Extracted data entries:

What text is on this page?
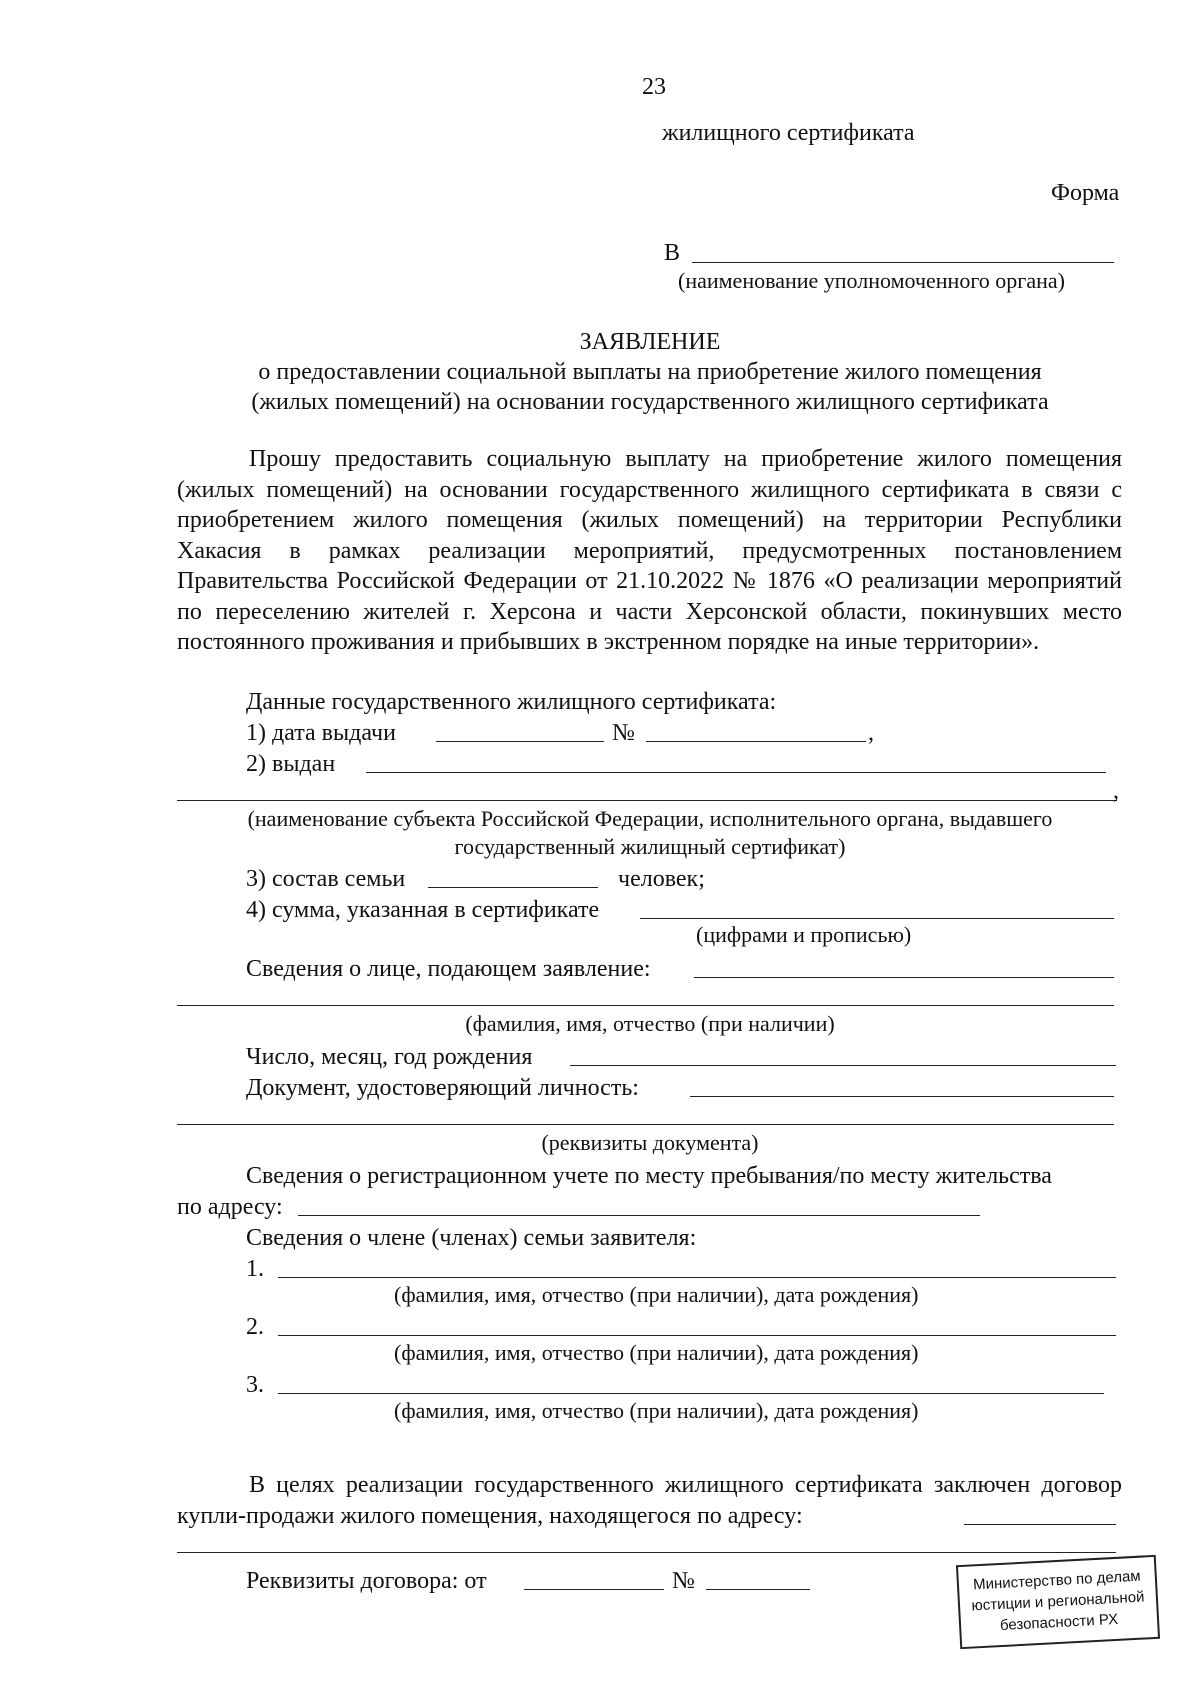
23
жилищного сертификата
Форма
В
(наименование уполномоченного органа)
ЗАЯВЛЕНИЕ
о предоставлении социальной выплаты на приобретение жилого помещения
(жилых помещений) на основании государственного жилищного сертификата
Прошу предоставить социальную выплату на приобретение жилого помещения (жилых помещений) на основании государственного жилищного сертификата в связи с приобретением жилого помещения (жилых помещений) на территории Республики Хакасия в рамках реализации мероприятий, предусмотренных постановлением Правительства Российской Федерации от 21.10.2022 № 1876 «О реализации мероприятий по переселению жителей г. Херсона и части Херсонской области, покинувших место постоянного проживания и прибывших в экстренном порядке на иные территории».
Данные государственного жилищного сертификата:
1) дата выдачи	№	,
2) выдан
,
(наименование субъекта Российской Федерации, исполнительного органа, выдавшего
государственный жилищный сертификат)
3) состав семьи	человек;
4) сумма, указанная в сертификате
(цифрами и прописью)
Сведения о лице, подающем заявление:
(фамилия, имя, отчество (при наличии)
Число, месяц, год рождения
Документ, удостоверяющий личность:
(реквизиты документа)
Сведения о регистрационном учете по месту пребывания/по месту жительства
по адресу:
Сведения о члене (членах) семьи заявителя:
1.
(фамилия, имя, отчество (при наличии), дата рождения)
2.
(фамилия, имя, отчество (при наличии), дата рождения)
3.
(фамилия, имя, отчество (при наличии), дата рождения)
В целях реализации государственного жилищного сертификата заключен договор купли-продажи жилого помещения, находящегося по адресу:
Реквизиты договора: от	№	Министерство по делам
юстиции и региональной
безопасности РХ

▶ [Brief] Reproduce the material above verbatim; omit every picture.

▶ [Full response]
What text is on this page?
23
жилищного сертификата
Форма
В
(наименование уполномоченного органа)
ЗАЯВЛЕНИЕ
о предоставлении социальной выплаты на приобретение жилого помещения
(жилых помещений) на основании государственного жилищного сертификата
Прошу предоставить социальную выплату на приобретение жилого помещения (жилых помещений) на основании государственного жилищного сертификата в связи с приобретением жилого помещения (жилых помещений) на территории Республики Хакасия в рамках реализации мероприятий, предусмотренных постановлением Правительства Российской Федерации от 21.10.2022 № 1876 «О реализации мероприятий по переселению жителей г. Херсона и части Херсонской области, покинувших место постоянного проживания и прибывших в экстренном порядке на иные территории».
Данные государственного жилищного сертификата:
1) дата выдачи	№	,
2) выдан
,
(наименование субъекта Российской Федерации, исполнительного органа, выдавшего
государственный жилищный сертификат)
3) состав семьи	человек;
4) сумма, указанная в сертификате
(цифрами и прописью)
Сведения о лице, подающем заявление:
(фамилия, имя, отчество (при наличии)
Число, месяц, год рождения
Документ, удостоверяющий личность:
(реквизиты документа)
Сведения о регистрационном учете по месту пребывания/по месту жительства
по адресу:
Сведения о члене (членах) семьи заявителя:
1.
(фамилия, имя, отчество (при наличии), дата рождения)
2.
(фамилия, имя, отчество (при наличии), дата рождения)
3.
(фамилия, имя, отчество (при наличии), дата рождения)
В целях реализации государственного жилищного сертификата заключен договор купли-продажи жилого помещения, находящегося по адресу:
Реквизиты договора: от	№	Министерство по делам
юстиции и региональной
безопасности РХ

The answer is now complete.